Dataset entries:

....................

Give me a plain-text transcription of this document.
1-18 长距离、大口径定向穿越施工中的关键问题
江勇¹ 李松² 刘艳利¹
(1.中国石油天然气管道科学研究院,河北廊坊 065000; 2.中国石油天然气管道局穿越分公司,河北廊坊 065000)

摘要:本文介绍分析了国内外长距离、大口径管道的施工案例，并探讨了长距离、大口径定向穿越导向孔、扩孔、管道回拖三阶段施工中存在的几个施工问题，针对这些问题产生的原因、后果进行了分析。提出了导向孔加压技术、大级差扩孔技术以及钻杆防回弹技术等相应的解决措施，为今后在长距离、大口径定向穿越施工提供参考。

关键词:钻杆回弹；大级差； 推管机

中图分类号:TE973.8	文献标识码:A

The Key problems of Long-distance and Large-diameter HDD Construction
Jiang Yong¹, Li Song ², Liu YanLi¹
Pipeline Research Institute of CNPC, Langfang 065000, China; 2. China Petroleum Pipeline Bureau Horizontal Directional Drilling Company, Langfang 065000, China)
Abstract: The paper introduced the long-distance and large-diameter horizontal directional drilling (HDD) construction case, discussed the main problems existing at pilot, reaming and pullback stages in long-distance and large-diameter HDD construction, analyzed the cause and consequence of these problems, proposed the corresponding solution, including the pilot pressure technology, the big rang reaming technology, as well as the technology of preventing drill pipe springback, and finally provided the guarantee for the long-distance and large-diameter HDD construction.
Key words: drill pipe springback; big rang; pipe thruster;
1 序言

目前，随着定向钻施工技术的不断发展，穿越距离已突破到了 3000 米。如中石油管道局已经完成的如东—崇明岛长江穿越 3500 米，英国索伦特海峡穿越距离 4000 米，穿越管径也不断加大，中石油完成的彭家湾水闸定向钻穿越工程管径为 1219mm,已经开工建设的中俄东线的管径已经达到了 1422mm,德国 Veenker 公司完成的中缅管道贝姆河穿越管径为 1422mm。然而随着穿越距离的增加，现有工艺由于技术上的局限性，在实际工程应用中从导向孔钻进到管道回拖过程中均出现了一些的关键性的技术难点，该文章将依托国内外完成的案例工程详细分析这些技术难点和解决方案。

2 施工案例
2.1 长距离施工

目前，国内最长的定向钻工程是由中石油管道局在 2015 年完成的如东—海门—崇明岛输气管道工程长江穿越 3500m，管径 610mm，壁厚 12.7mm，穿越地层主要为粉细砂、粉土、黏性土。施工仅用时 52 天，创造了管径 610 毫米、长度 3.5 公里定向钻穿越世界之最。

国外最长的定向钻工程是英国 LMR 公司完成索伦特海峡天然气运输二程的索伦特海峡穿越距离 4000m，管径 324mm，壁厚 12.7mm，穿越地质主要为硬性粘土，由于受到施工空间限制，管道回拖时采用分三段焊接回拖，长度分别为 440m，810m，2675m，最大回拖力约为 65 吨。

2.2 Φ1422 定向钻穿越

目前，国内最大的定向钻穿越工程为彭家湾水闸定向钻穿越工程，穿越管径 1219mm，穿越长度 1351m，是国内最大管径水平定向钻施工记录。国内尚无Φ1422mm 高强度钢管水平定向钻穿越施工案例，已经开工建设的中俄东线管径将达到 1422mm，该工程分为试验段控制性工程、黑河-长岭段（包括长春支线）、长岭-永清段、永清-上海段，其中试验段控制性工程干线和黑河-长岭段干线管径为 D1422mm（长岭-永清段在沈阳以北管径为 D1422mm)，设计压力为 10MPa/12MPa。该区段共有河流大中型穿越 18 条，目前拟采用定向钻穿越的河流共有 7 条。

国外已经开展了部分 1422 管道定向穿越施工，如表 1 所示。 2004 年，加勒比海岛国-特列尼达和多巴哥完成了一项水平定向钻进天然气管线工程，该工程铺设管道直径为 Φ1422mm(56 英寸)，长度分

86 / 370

....................

→ WHAT TO PRODUCE: Output each record precisely as given.

→ EXERCISE SOLUTION:
Give me a plain-text transcription of this document.
1-18 长距离、大口径定向穿越施工中的关键问题
江勇¹ 李松² 刘艳利¹
(1.中国石油天然气管道科学研究院,河北廊坊 065000; 2.中国石油天然气管道局穿越分公司,河北廊坊 065000)

摘要:本文介绍分析了国内外长距离、大口径管道的施工案例，并探讨了长距离、大口径定向穿越导向孔、扩孔、管道回拖三阶段施工中存在的几个施工问题，针对这些问题产生的原因、后果进行了分析。提出了导向孔加压技术、大级差扩孔技术以及钻杆防回弹技术等相应的解决措施，为今后在长距离、大口径定向穿越施工提供参考。

关键词:钻杆回弹；大级差； 推管机

中图分类号:TE973.8	文献标识码:A

The Key problems of Long-distance and Large-diameter HDD Construction
Jiang Yong¹, Li Song ², Liu YanLi¹
Pipeline Research Institute of CNPC, Langfang 065000, China; 2. China Petroleum Pipeline Bureau Horizontal Directional Drilling Company, Langfang 065000, China)
Abstract: The paper introduced the long-distance and large-diameter horizontal directional drilling (HDD) construction case, discussed the main problems existing at pilot, reaming and pullback stages in long-distance and large-diameter HDD construction, analyzed the cause and consequence of these problems, proposed the corresponding solution, including the pilot pressure technology, the big rang reaming technology, as well as the technology of preventing drill pipe springback, and finally provided the guarantee for the long-distance and large-diameter HDD construction.
Key words: drill pipe springback; big rang; pipe thruster;
1 序言

目前，随着定向钻施工技术的不断发展，穿越距离已突破到了 3000 米。如中石油管道局已经完成的如东—崇明岛长江穿越 3500 米，英国索伦特海峡穿越距离 4000 米，穿越管径也不断加大，中石油完成的彭家湾水闸定向钻穿越工程管径为 1219mm,已经开工建设的中俄东线的管径已经达到了 1422mm,德国 Veenker 公司完成的中缅管道贝姆河穿越管径为 1422mm。然而随着穿越距离的增加，现有工艺由于技术上的局限性，在实际工程应用中从导向孔钻进到管道回拖过程中均出现了一些的关键性的技术难点，该文章将依托国内外完成的案例工程详细分析这些技术难点和解决方案。

2 施工案例
2.1 长距离施工

目前，国内最长的定向钻工程是由中石油管道局在 2015 年完成的如东—海门—崇明岛输气管道工程长江穿越 3500m，管径 610mm，壁厚 12.7mm，穿越地层主要为粉细砂、粉土、黏性土。施工仅用时 52 天，创造了管径 610 毫米、长度 3.5 公里定向钻穿越世界之最。

国外最长的定向钻工程是英国 LMR 公司完成索伦特海峡天然气运输二程的索伦特海峡穿越距离 4000m，管径 324mm，壁厚 12.7mm，穿越地质主要为硬性粘土，由于受到施工空间限制，管道回拖时采用分三段焊接回拖，长度分别为 440m，810m，2675m，最大回拖力约为 65 吨。

2.2 Φ1422 定向钻穿越

目前，国内最大的定向钻穿越工程为彭家湾水闸定向钻穿越工程，穿越管径 1219mm，穿越长度 1351m，是国内最大管径水平定向钻施工记录。国内尚无Φ1422mm 高强度钢管水平定向钻穿越施工案例，已经开工建设的中俄东线管径将达到 1422mm，该工程分为试验段控制性工程、黑河-长岭段（包括长春支线）、长岭-永清段、永清-上海段，其中试验段控制性工程干线和黑河-长岭段干线管径为 D1422mm（长岭-永清段在沈阳以北管径为 D1422mm)，设计压力为 10MPa/12MPa。该区段共有河流大中型穿越 18 条，目前拟采用定向钻穿越的河流共有 7 条。

国外已经开展了部分 1422 管道定向穿越施工，如表 1 所示。 2004 年，加勒比海岛国-特列尼达和多巴哥完成了一项水平定向钻进天然气管线工程，该工程铺设管道直径为 Φ1422mm(56 英寸)，长度分

86 / 370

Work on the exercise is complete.